_Work to be completed_
Identify each line below that contains the word "name", and copy it out.

(Records about charts and figures)
┄┄┄┄┄┄

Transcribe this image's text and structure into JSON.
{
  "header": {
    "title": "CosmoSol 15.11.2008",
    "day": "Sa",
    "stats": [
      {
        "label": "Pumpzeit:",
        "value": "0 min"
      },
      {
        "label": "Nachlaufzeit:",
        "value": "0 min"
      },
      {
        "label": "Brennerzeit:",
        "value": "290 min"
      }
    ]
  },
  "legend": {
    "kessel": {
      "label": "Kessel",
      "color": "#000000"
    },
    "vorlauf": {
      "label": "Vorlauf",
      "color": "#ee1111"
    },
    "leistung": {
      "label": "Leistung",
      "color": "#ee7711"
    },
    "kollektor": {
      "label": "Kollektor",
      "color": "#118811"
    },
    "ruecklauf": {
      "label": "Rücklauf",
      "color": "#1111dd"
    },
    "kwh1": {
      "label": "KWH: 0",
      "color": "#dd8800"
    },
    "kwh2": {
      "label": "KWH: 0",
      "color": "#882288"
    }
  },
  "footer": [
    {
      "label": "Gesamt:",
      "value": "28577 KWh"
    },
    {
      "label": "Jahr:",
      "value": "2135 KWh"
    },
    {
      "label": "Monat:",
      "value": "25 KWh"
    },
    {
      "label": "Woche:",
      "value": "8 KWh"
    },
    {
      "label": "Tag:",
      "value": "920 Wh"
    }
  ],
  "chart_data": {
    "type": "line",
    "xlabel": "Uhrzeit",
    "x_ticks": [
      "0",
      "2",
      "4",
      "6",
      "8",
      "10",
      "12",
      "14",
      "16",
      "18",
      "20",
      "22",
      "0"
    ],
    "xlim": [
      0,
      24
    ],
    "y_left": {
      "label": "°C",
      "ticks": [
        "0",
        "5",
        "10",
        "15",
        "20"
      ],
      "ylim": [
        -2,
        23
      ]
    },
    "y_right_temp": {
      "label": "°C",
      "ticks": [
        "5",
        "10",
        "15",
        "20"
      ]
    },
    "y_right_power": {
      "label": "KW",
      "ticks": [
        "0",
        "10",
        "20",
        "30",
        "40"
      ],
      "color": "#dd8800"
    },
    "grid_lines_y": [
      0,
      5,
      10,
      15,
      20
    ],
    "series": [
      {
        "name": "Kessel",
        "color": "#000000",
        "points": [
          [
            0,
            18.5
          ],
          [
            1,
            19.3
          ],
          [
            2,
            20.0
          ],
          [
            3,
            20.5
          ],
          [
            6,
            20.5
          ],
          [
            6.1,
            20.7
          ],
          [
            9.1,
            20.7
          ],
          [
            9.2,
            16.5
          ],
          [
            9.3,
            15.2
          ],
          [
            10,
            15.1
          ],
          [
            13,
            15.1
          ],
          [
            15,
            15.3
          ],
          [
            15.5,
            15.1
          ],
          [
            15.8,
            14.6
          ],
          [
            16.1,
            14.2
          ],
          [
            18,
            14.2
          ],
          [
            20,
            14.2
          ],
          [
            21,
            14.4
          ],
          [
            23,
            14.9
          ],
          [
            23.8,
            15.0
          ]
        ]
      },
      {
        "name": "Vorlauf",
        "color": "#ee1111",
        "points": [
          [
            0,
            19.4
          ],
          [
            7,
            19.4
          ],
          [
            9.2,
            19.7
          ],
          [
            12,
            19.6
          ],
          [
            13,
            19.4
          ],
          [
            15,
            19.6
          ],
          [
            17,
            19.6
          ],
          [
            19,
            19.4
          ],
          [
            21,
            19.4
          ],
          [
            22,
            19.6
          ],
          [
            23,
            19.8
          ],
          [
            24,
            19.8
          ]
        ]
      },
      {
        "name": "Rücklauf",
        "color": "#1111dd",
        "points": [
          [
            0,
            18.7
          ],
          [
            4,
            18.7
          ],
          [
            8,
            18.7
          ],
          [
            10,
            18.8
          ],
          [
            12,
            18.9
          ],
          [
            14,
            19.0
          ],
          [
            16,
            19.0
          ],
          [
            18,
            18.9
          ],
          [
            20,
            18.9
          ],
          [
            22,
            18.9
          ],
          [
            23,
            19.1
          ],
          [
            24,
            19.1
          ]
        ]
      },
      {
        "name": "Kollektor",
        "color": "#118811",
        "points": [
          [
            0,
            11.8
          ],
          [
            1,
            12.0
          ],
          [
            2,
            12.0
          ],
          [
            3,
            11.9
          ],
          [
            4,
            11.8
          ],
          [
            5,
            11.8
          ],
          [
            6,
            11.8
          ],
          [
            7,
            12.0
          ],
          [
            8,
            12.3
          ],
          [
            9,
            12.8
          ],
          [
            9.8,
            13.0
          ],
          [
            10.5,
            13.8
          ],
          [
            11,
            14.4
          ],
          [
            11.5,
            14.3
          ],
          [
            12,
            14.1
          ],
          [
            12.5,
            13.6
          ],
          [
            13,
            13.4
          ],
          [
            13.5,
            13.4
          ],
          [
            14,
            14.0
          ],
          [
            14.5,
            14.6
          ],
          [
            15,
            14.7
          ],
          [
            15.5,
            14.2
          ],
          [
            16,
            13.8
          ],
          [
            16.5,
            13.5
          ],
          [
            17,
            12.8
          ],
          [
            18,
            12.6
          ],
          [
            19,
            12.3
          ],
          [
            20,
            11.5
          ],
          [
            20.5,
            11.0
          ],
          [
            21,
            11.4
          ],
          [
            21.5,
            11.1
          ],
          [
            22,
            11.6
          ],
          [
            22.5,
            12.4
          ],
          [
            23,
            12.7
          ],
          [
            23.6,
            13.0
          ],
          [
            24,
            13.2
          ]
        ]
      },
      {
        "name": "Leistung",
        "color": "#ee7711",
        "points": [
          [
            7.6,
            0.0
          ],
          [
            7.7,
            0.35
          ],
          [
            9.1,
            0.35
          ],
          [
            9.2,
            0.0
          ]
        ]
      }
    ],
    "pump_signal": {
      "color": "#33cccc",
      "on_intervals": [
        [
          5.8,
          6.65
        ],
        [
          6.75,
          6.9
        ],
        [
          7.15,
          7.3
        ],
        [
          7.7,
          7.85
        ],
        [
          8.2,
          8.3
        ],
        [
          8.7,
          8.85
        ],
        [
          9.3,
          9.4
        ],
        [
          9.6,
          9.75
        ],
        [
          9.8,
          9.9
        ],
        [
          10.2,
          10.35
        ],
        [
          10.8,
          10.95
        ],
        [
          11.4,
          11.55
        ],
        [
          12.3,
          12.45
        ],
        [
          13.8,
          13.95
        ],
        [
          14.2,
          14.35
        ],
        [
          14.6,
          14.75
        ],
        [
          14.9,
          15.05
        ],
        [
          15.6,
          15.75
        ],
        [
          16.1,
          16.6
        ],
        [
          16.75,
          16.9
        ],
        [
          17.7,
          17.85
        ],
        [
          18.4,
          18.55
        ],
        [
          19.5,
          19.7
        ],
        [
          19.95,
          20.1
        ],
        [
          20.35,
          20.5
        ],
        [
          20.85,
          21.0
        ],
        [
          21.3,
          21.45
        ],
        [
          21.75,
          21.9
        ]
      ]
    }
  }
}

┄┄┄┄┄┄

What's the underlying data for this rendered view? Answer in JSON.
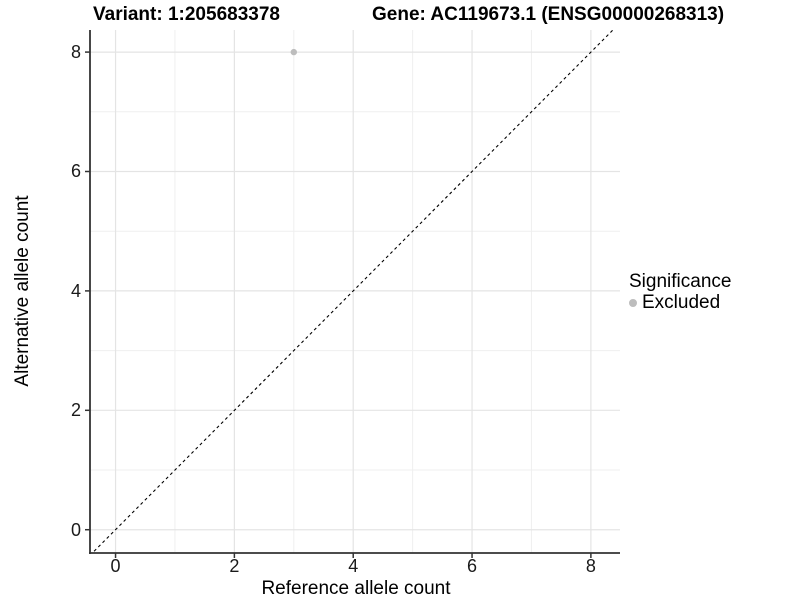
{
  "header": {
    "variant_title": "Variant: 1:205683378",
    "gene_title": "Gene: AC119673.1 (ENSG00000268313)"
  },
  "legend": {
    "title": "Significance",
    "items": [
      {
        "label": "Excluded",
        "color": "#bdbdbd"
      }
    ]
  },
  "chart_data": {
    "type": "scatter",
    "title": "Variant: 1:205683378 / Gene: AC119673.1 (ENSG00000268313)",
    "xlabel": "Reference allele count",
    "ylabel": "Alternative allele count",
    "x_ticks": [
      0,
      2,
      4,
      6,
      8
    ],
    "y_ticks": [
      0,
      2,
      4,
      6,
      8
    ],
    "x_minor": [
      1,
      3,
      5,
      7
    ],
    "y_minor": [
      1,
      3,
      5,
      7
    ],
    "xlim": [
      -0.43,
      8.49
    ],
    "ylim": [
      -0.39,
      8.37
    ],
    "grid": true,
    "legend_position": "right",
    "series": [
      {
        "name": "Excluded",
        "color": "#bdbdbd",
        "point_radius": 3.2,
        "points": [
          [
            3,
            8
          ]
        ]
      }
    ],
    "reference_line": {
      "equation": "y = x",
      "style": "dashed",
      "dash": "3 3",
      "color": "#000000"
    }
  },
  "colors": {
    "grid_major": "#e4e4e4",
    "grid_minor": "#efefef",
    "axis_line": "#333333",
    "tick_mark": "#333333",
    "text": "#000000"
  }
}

┄┄┄┄┄┄

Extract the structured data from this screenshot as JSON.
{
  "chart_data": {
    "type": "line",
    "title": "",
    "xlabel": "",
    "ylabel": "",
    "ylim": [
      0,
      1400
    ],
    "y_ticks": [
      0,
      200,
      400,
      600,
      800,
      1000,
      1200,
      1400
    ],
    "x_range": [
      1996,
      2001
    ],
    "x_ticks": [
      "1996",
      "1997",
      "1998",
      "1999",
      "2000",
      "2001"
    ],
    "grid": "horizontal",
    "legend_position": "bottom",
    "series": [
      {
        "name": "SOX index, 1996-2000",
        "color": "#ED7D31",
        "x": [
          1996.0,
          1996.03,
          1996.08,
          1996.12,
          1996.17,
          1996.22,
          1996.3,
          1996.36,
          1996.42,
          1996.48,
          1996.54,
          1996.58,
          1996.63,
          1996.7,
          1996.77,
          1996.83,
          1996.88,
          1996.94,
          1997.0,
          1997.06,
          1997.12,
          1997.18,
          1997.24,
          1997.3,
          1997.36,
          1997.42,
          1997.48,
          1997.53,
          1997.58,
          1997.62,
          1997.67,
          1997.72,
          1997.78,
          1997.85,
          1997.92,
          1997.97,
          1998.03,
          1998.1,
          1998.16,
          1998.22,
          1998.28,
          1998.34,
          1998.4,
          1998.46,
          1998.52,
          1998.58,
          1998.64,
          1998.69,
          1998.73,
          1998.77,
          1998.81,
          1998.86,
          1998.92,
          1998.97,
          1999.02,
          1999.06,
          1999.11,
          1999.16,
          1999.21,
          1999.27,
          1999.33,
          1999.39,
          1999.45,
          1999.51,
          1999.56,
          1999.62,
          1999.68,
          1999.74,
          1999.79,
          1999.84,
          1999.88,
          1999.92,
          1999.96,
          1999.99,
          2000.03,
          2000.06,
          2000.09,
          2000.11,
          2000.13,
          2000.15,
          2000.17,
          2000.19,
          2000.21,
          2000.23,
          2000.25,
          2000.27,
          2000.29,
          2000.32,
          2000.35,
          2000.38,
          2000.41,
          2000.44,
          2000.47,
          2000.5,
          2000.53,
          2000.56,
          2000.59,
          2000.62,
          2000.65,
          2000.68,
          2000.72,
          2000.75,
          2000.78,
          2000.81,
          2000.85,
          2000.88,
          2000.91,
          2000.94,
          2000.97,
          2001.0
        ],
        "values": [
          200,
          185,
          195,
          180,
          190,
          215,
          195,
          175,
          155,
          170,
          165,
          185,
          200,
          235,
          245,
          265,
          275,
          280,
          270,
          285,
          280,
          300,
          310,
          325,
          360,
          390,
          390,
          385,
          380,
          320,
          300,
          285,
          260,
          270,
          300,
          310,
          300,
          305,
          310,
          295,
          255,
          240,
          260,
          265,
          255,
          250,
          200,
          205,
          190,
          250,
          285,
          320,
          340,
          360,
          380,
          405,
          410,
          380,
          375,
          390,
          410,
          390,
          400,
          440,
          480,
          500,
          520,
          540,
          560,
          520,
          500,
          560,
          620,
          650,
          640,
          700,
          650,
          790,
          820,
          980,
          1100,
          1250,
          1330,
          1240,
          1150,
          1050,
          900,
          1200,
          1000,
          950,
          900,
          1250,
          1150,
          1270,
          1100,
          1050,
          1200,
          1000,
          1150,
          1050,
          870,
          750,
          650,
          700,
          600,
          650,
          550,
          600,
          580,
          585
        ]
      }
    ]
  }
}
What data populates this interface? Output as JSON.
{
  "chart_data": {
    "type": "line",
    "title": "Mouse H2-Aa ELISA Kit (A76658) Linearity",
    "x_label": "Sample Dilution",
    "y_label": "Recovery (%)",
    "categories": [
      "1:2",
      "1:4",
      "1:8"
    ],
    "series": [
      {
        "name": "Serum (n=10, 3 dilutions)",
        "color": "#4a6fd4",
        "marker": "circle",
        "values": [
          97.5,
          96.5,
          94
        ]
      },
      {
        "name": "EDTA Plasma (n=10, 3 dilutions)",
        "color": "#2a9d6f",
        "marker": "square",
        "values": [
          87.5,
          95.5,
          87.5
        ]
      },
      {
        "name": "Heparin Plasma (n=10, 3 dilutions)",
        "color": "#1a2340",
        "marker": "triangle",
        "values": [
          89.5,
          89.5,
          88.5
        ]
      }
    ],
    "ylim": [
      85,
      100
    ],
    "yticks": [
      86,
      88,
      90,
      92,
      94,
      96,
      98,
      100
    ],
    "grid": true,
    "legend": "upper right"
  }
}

┄┄┄┄┄┄

_Complete answer_
        "name": "Kessel",
        "name": "Vorlauf",
        "name": "Rücklauf",
        "name": "Kollektor",
        "name": "Leistung",
        "name": "Excluded",
        "name": "SOX index, 1996-2000",
        "name": "Serum (n=10, 3 dilutions)",
        "name": "EDTA Plasma (n=10, 3 dilutions)",
        "name": "Heparin Plasma (n=10, 3 dilutions)",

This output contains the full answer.